ITEMS:
* * * *
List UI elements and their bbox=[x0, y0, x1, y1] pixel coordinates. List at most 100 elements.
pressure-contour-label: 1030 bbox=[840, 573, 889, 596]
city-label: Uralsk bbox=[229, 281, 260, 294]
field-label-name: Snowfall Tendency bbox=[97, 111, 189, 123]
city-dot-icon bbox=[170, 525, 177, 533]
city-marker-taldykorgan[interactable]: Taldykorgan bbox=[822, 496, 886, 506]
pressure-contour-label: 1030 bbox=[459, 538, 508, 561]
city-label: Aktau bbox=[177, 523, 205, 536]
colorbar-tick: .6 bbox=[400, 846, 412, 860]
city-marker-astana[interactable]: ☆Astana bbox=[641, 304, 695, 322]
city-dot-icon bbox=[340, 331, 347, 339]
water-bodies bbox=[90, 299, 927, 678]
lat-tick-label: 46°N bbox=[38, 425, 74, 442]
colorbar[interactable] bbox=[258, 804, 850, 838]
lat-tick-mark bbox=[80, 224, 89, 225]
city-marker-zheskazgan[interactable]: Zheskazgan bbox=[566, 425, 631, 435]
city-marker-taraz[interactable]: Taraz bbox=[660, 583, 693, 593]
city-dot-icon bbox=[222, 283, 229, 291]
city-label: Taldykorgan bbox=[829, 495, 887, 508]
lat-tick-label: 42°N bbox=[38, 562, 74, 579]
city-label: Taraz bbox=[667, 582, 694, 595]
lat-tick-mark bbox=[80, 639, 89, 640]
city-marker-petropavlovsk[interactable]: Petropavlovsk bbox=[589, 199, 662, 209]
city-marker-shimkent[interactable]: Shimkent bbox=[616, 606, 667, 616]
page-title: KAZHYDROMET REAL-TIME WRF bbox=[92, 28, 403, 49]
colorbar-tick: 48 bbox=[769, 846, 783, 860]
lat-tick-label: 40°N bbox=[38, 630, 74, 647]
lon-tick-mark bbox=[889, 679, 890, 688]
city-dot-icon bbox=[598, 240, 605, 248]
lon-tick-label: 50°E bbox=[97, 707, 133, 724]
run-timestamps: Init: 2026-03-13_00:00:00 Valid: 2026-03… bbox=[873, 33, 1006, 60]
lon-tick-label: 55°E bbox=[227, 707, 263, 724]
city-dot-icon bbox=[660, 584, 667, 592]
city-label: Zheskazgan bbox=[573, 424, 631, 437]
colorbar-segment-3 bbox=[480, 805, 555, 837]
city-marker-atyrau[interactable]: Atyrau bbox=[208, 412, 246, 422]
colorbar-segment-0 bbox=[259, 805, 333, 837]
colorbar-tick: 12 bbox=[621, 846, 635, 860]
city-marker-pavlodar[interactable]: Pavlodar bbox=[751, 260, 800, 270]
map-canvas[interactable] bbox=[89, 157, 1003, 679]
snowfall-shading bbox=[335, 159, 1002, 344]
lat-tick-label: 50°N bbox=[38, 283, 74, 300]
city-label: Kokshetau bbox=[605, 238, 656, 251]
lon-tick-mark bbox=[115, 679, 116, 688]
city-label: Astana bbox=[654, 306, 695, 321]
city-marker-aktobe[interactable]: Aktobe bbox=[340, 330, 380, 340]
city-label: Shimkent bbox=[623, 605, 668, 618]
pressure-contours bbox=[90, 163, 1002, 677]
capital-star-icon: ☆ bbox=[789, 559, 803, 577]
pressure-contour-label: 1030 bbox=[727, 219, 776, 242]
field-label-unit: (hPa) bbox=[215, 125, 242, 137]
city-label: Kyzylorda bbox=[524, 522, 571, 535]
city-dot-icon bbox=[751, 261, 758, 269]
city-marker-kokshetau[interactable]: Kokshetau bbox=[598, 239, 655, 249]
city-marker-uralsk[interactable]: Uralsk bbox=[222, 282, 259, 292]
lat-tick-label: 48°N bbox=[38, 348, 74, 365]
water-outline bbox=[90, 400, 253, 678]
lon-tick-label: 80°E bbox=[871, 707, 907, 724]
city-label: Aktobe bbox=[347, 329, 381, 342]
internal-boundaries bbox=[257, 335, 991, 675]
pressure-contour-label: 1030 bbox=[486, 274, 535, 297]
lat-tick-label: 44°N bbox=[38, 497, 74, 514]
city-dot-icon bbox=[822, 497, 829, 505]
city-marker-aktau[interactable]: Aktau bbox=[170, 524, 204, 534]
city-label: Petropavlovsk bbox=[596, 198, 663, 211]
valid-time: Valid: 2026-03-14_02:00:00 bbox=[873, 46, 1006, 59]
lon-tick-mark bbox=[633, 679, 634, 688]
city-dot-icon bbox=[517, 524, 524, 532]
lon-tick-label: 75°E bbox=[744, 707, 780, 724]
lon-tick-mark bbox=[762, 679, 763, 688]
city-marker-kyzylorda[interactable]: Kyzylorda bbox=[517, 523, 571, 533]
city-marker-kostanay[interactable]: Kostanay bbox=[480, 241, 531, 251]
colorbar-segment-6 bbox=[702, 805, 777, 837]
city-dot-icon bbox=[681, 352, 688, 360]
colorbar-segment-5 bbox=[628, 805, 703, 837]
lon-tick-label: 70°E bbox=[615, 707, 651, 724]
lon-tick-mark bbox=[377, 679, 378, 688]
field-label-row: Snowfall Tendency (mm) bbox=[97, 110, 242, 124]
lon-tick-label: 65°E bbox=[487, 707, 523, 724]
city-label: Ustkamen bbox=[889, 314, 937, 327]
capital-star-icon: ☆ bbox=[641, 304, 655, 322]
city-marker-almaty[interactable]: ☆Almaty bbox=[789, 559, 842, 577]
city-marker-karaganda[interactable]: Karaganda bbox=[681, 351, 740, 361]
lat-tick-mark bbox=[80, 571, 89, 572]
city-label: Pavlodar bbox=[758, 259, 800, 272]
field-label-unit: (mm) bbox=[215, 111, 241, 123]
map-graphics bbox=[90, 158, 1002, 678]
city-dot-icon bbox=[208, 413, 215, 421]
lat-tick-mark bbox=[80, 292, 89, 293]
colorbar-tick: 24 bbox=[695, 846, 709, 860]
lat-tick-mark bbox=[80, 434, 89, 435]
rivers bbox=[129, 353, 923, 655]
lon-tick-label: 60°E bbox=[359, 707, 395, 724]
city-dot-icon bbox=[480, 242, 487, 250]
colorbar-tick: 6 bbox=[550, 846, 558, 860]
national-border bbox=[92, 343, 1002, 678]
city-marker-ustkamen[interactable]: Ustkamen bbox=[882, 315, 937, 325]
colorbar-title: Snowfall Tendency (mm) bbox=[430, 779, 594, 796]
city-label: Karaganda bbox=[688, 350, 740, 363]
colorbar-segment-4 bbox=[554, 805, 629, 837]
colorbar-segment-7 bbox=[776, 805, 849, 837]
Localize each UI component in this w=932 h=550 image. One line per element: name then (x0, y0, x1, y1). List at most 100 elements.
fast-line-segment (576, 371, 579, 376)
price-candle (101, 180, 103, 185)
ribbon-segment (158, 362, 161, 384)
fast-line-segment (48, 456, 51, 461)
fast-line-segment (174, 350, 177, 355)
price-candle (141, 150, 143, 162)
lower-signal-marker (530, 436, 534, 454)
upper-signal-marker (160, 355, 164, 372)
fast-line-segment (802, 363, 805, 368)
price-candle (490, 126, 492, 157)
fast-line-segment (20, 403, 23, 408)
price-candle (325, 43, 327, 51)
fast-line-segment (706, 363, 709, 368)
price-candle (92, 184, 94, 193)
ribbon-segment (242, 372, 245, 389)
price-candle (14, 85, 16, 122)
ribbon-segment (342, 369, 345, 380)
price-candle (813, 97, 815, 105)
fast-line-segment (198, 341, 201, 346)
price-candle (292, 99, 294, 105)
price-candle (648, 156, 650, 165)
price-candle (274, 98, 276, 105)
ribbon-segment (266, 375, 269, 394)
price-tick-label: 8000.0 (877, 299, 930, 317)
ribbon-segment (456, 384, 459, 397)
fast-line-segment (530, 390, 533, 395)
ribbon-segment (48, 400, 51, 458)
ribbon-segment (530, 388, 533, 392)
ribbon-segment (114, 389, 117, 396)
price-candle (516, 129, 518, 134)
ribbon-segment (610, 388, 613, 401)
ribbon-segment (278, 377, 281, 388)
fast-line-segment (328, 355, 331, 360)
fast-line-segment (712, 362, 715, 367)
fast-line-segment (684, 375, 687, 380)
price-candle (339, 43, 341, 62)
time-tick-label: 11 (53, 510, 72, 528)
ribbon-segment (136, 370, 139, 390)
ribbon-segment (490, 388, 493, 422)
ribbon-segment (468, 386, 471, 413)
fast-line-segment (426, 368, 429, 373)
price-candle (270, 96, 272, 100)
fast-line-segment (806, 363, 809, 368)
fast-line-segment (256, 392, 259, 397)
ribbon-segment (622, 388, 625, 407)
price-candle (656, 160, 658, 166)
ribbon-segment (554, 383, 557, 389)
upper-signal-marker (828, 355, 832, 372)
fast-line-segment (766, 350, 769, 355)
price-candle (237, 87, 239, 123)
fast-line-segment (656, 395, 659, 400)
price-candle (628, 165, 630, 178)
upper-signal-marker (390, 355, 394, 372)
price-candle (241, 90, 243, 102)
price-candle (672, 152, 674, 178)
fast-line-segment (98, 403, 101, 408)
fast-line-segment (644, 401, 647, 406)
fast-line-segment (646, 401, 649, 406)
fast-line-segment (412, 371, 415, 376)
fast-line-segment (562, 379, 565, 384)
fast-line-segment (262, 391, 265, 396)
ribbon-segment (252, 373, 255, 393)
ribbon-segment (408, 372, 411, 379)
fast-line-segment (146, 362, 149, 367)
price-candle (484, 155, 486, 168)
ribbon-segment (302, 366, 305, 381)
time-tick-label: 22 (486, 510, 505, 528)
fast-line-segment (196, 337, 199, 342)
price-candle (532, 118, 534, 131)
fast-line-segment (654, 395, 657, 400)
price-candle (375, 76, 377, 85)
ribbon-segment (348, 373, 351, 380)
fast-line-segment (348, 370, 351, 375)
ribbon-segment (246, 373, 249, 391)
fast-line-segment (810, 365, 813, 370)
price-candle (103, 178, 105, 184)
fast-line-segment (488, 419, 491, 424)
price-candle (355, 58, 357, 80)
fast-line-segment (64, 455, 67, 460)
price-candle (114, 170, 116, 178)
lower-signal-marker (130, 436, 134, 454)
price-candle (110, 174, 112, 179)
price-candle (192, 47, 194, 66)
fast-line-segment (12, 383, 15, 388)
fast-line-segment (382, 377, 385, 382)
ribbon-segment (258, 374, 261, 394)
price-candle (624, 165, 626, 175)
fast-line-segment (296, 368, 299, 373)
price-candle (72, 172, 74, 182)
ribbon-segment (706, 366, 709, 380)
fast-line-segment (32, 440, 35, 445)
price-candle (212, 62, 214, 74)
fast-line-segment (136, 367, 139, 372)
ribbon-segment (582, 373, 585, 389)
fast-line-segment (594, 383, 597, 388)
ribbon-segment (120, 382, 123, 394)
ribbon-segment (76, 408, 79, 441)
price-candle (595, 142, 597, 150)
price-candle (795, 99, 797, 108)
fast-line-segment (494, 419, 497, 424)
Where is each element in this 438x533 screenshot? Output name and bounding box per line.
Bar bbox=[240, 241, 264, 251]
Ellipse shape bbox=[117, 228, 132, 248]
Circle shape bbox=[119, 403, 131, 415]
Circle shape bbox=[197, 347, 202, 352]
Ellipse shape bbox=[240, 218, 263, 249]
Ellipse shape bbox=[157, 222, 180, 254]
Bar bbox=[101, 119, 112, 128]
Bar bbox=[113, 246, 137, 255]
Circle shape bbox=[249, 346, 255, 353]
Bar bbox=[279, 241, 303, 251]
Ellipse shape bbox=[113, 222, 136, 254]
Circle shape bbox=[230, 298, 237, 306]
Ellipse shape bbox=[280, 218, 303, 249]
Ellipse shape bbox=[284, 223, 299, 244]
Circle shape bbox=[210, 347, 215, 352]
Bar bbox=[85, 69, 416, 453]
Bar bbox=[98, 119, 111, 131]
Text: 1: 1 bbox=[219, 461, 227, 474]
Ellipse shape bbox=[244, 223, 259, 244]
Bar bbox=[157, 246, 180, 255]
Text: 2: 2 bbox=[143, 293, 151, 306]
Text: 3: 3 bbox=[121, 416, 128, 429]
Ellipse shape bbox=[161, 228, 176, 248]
* * * *
AIM: Can you pull out everything from the very start of the records down to the line containing "field-label-name: Snowfall Tendency", both ends included, and reproduce it word for word?

EXERCISE ANSWER:
List UI elements and their bbox=[x0, y0, x1, y1] pixel coordinates. List at most 100 elements.
pressure-contour-label: 1030 bbox=[840, 573, 889, 596]
city-label: Uralsk bbox=[229, 281, 260, 294]
field-label-name: Snowfall Tendency bbox=[97, 111, 189, 123]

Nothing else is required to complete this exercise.